Take all the material and copy it exactly.
## START Exercise material
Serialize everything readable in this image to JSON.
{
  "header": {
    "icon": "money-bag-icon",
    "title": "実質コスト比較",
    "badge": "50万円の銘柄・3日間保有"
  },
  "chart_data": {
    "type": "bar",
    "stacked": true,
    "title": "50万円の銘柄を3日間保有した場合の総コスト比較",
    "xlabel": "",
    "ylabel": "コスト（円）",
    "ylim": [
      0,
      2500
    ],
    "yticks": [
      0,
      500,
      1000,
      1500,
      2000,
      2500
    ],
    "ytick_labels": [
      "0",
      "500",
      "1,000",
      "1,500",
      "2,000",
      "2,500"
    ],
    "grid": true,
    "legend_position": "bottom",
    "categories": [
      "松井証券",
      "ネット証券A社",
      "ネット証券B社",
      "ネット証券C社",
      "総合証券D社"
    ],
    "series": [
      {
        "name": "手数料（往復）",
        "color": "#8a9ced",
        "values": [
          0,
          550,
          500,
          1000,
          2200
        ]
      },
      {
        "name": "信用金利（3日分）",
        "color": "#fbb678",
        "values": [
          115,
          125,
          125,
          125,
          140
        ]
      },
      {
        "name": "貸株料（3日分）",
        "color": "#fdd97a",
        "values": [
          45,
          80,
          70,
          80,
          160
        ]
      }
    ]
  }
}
## END Exercise material
● **Output for this task**:
Serialize everything readable in this image to JSON.
{
  "header": {
    "icon": "money-bag-icon",
    "title": "実質コスト比較",
    "badge": "50万円の銘柄・3日間保有"
  },
  "chart_data": {
    "type": "bar",
    "stacked": true,
    "title": "50万円の銘柄を3日間保有した場合の総コスト比較",
    "xlabel": "",
    "ylabel": "コスト（円）",
    "ylim": [
      0,
      2500
    ],
    "yticks": [
      0,
      500,
      1000,
      1500,
      2000,
      2500
    ],
    "ytick_labels": [
      "0",
      "500",
      "1,000",
      "1,500",
      "2,000",
      "2,500"
    ],
    "grid": true,
    "legend_position": "bottom",
    "categories": [
      "松井証券",
      "ネット証券A社",
      "ネット証券B社",
      "ネット証券C社",
      "総合証券D社"
    ],
    "series": [
      {
        "name": "手数料（往復）",
        "color": "#8a9ced",
        "values": [
          0,
          550,
          500,
          1000,
          2200
        ]
      },
      {
        "name": "信用金利（3日分）",
        "color": "#fbb678",
        "values": [
          115,
          125,
          125,
          125,
          140
        ]
      },
      {
        "name": "貸株料（3日分）",
        "color": "#fdd97a",
        "values": [
          45,
          80,
          70,
          80,
          160
        ]
      }
    ]
  }
}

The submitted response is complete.